◆ **Dataset content**
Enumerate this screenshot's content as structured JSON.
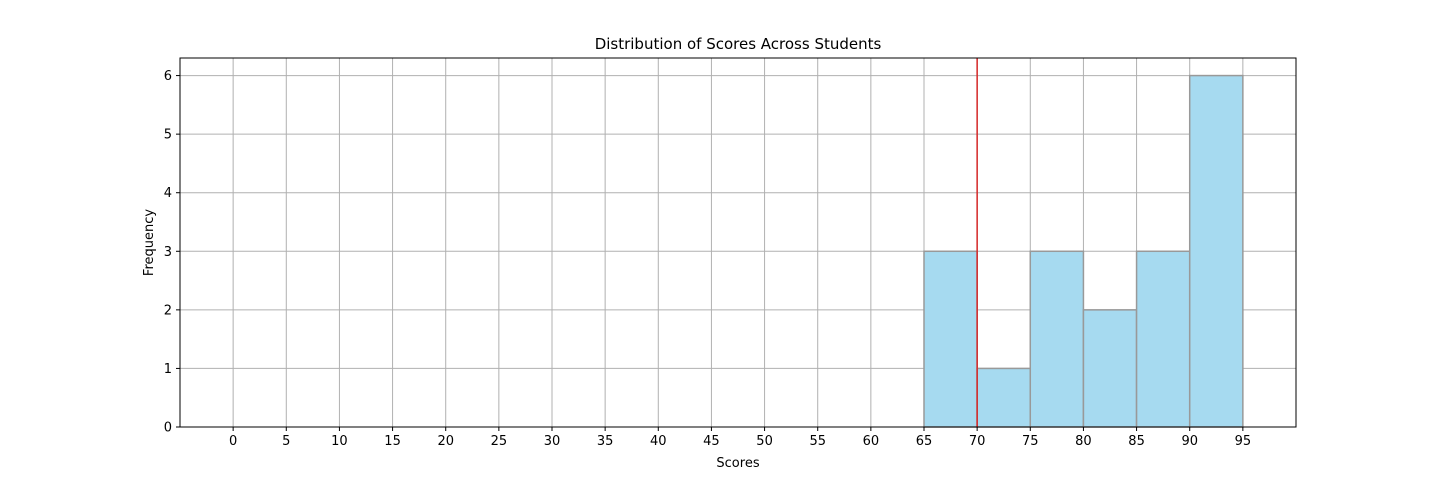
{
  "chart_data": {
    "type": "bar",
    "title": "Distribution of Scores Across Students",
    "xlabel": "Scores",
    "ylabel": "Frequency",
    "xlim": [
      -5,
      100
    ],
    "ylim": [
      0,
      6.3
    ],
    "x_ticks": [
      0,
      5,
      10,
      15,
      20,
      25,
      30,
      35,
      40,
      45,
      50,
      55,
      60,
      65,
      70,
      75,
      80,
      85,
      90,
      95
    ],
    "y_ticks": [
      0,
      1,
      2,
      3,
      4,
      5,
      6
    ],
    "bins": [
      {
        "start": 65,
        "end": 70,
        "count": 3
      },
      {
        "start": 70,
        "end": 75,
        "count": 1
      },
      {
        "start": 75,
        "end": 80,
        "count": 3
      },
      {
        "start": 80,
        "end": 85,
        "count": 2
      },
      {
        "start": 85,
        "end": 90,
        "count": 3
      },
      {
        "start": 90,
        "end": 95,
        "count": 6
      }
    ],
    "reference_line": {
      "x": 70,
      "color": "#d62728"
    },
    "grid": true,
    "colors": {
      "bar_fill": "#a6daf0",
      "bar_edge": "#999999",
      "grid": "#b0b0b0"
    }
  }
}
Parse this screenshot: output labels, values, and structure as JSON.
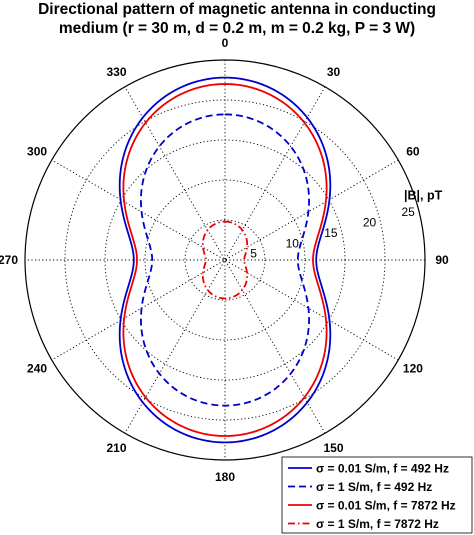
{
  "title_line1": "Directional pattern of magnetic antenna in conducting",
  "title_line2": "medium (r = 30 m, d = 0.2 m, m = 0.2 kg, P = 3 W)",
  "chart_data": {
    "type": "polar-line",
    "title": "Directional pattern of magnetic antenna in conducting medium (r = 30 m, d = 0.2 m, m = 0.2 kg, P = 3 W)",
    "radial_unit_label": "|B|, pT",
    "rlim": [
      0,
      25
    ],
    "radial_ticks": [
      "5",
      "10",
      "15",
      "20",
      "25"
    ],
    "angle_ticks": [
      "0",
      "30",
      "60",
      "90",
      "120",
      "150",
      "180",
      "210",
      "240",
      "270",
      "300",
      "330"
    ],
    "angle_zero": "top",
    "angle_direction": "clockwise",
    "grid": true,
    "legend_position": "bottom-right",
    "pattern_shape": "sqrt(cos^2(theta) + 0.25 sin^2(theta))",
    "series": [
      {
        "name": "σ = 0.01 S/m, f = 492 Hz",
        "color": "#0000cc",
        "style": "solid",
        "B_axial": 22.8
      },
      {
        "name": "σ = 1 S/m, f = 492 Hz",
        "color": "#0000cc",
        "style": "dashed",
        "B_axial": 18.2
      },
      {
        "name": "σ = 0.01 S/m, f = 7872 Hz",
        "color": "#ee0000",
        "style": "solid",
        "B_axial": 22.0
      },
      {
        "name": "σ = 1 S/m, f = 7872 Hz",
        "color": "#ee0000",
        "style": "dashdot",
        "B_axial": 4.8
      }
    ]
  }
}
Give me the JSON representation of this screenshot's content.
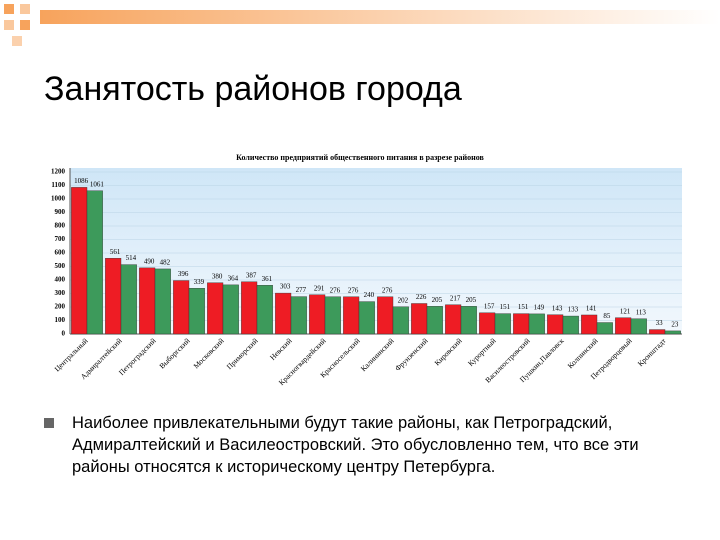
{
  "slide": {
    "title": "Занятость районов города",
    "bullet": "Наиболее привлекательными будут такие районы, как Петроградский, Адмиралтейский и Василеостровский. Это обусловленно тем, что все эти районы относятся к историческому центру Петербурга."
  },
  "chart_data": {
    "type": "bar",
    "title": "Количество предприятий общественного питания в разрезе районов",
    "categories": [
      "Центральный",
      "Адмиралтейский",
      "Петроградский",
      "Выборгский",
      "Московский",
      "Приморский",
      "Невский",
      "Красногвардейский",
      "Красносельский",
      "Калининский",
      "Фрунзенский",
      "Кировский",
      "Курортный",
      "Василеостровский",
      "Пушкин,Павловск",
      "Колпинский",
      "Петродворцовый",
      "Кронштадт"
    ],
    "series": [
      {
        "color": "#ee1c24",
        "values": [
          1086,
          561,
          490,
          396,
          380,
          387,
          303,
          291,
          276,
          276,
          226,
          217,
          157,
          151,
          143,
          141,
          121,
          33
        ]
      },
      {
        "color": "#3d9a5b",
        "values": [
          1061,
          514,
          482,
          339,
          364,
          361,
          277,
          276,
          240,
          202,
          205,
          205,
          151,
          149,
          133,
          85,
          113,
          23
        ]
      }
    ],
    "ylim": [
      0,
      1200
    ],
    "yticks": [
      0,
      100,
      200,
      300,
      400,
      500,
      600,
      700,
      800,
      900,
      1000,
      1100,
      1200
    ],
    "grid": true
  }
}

◆ **Given request**
In the listing, how many lines hold "conducting"? Answer with a bare number.

◆ **Solution to this task**
2